Фрагмент текста:
----------

В студии были и другие люди, приходили новые, кто-то уходил. Но костяк студии состоял из тех, кого я описала. Кроме того, существовала группа людей, которые назывались друзьями студии, куда они приходили разными путями. Например, Валя Терентьева, ставшая впоследствии женой Володи Потулова. Она окончила МГУ, восточное отделение, знала японский язык и работала на радио в японской редакции. В студию пришла брать интервью о спектакле, да так и застряла в друзьях на всю жизнь. Тамара Хаславская, тоже друг на протяжении всей жизни, примкнула к студийцам в майском походе. Она отстала от своей группы туристов. Ехала в электричке в надежде, что догонит их в пути. Мы позвали ее с собой. Роксана Саркисова, преподаватель музыки, познакомилась со студийцами на летнем отдыхе.
Друзья не участвовали в занятиях и спектаклях, но принимали участие в сборищах, походах, каких-то общих мероприятиях студии. Словом, были друзьями. Конечно, когда собирается столько молодых людей, неизбежны влюбленности. И они были. Романы, в основном, были несчастливые как результат несовпадения влюбленностей, но почти каждый тайно или явно был в кого-нибудь влюблен.
Занятия или репетиции проходили пять раз в неделю: в будни с 19 до 22 часов, в воскресенье днем. В среду были занятия голосом у Евгении Адольфовны. Субботний вечер был единственным свободным от студии. Конечно, когда играли спектакли, то весь график менялся: выходных дней вообще могло не быть. В субботу вечером студийцы по доброй воле собирались у Евгении Адольфовны, Адолевны, как мы ее называли, позаниматься голосом, просто пообщаться. Это были замечательные вечера!

----------

Описание задания: Продолжите рассказ о театральной студии, начав сразу после его последнего предложения.

(Аннотации ограничивающих рамок)
----------

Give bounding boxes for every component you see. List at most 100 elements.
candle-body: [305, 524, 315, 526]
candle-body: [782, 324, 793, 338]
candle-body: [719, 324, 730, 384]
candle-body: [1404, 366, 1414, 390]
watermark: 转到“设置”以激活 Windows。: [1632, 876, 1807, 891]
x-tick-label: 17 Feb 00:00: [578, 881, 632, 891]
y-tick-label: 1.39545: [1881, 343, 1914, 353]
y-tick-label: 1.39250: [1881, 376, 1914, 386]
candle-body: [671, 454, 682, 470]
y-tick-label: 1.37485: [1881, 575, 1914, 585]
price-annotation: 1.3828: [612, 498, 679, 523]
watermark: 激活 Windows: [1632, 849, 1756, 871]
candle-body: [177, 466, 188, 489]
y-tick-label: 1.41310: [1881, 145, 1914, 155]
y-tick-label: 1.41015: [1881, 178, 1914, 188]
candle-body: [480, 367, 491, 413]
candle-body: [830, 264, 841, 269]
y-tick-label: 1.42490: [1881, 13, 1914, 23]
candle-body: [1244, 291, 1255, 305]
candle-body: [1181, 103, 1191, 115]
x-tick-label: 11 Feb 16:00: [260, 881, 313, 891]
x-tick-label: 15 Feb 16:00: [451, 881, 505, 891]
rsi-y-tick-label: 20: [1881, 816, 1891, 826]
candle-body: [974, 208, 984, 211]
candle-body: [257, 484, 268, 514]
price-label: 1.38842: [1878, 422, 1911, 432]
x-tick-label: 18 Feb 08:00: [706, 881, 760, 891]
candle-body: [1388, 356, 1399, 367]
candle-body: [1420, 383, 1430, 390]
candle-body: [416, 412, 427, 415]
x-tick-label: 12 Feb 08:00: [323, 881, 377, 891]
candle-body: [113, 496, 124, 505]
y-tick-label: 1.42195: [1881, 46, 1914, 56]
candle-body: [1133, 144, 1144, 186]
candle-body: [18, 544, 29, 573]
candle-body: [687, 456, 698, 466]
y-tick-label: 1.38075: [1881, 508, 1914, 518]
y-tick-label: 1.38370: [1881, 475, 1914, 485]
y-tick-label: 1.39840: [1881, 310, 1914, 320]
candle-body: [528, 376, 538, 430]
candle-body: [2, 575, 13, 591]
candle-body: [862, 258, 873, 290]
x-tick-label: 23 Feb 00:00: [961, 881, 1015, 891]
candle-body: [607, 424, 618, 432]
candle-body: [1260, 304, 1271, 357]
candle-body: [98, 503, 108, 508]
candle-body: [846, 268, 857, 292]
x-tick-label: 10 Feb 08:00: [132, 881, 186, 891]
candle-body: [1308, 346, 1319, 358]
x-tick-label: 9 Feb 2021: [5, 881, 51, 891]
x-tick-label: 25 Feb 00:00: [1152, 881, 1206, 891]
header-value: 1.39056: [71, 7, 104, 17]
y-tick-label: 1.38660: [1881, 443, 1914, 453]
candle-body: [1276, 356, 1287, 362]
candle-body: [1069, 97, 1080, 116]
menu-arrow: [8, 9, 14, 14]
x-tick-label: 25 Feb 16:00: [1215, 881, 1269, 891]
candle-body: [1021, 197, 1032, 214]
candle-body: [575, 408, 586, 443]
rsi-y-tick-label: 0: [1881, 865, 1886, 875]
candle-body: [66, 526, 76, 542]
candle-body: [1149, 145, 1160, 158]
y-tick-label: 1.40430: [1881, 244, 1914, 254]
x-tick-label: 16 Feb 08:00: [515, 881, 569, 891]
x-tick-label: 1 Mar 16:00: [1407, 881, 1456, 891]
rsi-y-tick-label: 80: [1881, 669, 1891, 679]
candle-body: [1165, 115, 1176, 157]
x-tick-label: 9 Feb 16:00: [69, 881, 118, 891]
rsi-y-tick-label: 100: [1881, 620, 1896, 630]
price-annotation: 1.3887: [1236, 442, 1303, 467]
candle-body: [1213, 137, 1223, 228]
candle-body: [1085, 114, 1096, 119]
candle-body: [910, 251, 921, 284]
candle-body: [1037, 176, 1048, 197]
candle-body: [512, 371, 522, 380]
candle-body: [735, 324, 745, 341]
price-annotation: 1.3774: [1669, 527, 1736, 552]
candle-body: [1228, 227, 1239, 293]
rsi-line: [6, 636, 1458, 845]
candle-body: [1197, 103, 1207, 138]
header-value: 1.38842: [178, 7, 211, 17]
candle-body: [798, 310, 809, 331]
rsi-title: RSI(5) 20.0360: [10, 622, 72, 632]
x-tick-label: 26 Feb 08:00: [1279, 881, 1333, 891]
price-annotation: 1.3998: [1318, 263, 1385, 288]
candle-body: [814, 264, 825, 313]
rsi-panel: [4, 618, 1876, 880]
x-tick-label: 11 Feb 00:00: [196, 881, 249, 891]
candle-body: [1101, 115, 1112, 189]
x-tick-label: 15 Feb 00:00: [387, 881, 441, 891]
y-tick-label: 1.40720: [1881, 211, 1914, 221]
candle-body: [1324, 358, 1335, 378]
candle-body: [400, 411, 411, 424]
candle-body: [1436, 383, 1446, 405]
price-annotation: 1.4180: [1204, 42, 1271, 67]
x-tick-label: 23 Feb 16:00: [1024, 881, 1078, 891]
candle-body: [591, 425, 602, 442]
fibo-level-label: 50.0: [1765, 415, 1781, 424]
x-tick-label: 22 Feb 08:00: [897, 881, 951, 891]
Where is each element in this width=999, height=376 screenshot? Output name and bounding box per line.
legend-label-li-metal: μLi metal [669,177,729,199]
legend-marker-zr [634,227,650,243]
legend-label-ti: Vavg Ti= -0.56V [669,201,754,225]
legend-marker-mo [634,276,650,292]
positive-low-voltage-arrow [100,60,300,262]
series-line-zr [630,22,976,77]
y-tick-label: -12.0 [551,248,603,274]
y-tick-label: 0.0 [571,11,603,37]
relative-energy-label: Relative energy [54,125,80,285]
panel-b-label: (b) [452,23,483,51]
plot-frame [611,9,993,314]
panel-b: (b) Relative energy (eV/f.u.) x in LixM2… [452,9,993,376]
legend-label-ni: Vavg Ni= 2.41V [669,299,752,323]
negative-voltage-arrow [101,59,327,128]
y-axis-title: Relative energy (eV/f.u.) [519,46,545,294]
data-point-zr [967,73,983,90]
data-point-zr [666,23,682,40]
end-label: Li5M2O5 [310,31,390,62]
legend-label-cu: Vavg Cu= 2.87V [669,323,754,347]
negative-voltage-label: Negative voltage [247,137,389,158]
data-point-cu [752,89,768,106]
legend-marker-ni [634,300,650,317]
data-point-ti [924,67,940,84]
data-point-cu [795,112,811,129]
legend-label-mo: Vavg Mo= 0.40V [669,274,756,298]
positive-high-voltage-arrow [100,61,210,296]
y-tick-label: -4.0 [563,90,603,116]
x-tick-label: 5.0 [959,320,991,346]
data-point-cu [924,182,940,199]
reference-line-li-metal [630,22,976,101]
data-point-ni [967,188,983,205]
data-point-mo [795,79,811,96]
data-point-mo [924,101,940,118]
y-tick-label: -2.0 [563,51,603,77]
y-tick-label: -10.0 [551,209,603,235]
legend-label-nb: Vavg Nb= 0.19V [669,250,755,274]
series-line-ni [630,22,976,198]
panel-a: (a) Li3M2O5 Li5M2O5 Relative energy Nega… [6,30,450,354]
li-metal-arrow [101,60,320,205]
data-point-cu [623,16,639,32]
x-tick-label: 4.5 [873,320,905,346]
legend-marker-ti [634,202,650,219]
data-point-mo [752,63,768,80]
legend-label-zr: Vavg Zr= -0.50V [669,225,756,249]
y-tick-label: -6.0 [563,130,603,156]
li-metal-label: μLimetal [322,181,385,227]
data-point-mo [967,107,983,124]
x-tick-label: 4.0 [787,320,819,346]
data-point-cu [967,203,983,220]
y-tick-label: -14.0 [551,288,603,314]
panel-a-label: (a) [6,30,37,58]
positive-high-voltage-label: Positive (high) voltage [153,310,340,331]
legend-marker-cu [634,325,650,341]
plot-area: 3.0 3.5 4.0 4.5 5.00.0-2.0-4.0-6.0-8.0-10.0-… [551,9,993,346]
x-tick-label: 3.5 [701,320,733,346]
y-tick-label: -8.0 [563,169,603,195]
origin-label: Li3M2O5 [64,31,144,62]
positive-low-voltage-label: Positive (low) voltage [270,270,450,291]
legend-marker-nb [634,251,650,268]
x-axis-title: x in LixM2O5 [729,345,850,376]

----------

Ответ ниже:
Евгения Адольфовна Лукьянова была удивительным человеком. В 1959 году, когда я с ней познакомилась, ей было 49 лет. Она была 1910 года рождения. Евгения Адольфовна преподавала сольфеджио в музыкальной школе, но, помимо музыкального, имела и филологическое образование. Главным делом ее жизни было распространение системы трехфазного дыхания (медленный выдох -пауза- вдох через нос). Она была ученицей Елены Яковлевны Поповой, которая, в свою очередь, была ученицей О.Г.Лобановой. Е.Я. Попова, окончив с золотой медалью Московскую консерваторию по классу фортепьяно, в совершенстве владея вокалом, изучила систему трехфазного дыхания и внесла в него упражнения, связанные с пением. Понимая всю важность и огромную пользу этой системы, особенно для артистов балета, Попова организовала в хореографическом училище дополнительные занятия по системе правильного дыхания для всех желающих.
Евгения Адольфовна заменила Е.Я. Попову в Московском хореографическом училище после ее кончины. Прекрасно владея фортепьяно и сольфеджио, Евгения Адольфовна разработала и апробировала на практике множество оригинальных вокальных упражнений по системе правильного дыхания, связанных с речью и движением. Свой большой практический опыт она отразила в монографии «Дыхание в хореографии».
Евгения Адольфовна помимо занятий в хореографическом училище, давала частные уроки пения. Среди занимавшихся у нее были просто любители пения, а были и астматики, которым ее система дыхания снижала частоту астматических приступов, улучшая тем самым качество жизни. Со студийцами Адолевна занималась абсолютно бесплатно, бескорыстно делясь своими бесценными знаниями. Более того, она отдавалась этим занятиям с такой энергией и энтузиазмом, готова была заниматься в любое время, что казалось, она больше нас самих была заинтересована в том, чтобы у нас были поставленные голоса. А мы, идиоты, еще иногда и ленились: хотелось больше поболтать вместо занятий.
Евгения Адольфовна была центром притяжения, а ее дом — своеобразным клубом. С ней советовались, делились переживаниями, а она эмоционально переживала все студийные события: успехи и неудачи, личные везенья и драмы студийцев. 20 мая – день ее рождения был главным студийным праздником.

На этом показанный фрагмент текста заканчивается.